++++ Extracted entries ++++

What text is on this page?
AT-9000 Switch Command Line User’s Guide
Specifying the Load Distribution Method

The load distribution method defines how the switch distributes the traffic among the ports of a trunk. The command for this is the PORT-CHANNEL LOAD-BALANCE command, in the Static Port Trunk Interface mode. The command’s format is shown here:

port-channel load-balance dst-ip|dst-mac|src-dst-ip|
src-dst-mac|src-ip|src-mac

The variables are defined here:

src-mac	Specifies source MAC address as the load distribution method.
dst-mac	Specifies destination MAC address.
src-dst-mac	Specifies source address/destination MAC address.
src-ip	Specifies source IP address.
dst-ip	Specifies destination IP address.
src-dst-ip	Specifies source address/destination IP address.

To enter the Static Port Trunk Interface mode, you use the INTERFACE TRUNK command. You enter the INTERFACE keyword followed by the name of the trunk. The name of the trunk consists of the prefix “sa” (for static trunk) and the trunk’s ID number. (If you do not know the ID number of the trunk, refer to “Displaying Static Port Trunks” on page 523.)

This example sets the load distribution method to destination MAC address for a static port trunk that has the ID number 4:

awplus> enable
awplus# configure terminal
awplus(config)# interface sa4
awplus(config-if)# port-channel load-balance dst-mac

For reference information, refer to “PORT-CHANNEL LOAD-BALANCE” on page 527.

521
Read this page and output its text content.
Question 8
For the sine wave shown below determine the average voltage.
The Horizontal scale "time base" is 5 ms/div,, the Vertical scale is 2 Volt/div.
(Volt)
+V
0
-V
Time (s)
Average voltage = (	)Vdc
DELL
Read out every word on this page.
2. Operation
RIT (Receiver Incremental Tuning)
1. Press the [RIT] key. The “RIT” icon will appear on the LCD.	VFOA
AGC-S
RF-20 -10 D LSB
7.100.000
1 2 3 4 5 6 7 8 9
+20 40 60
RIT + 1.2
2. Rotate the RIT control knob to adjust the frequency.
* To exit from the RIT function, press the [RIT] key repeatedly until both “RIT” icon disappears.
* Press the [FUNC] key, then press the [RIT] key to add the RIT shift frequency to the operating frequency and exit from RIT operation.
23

++++

• Exercise task:
Find "Read out every word on this page." in the data above, then repeat that line and all lines after it exactly, ending with the final line.

• Reply:
Read out every word on this page.
2. Operation
RIT (Receiver Incremental Tuning)
1. Press the [RIT] key. The “RIT” icon will appear on the LCD.	VFOA
AGC-S
RF-20 -10 D LSB
7.100.000
1 2 3 4 5 6 7 8 9
+20 40 60
RIT + 1.2
2. Rotate the RIT control knob to adjust the frequency.
* To exit from the RIT function, press the [RIT] key repeatedly until both “RIT” icon disappears.
* Press the [FUNC] key, then press the [RIT] key to add the RIT shift frequency to the operating frequency and exit from RIT operation.
23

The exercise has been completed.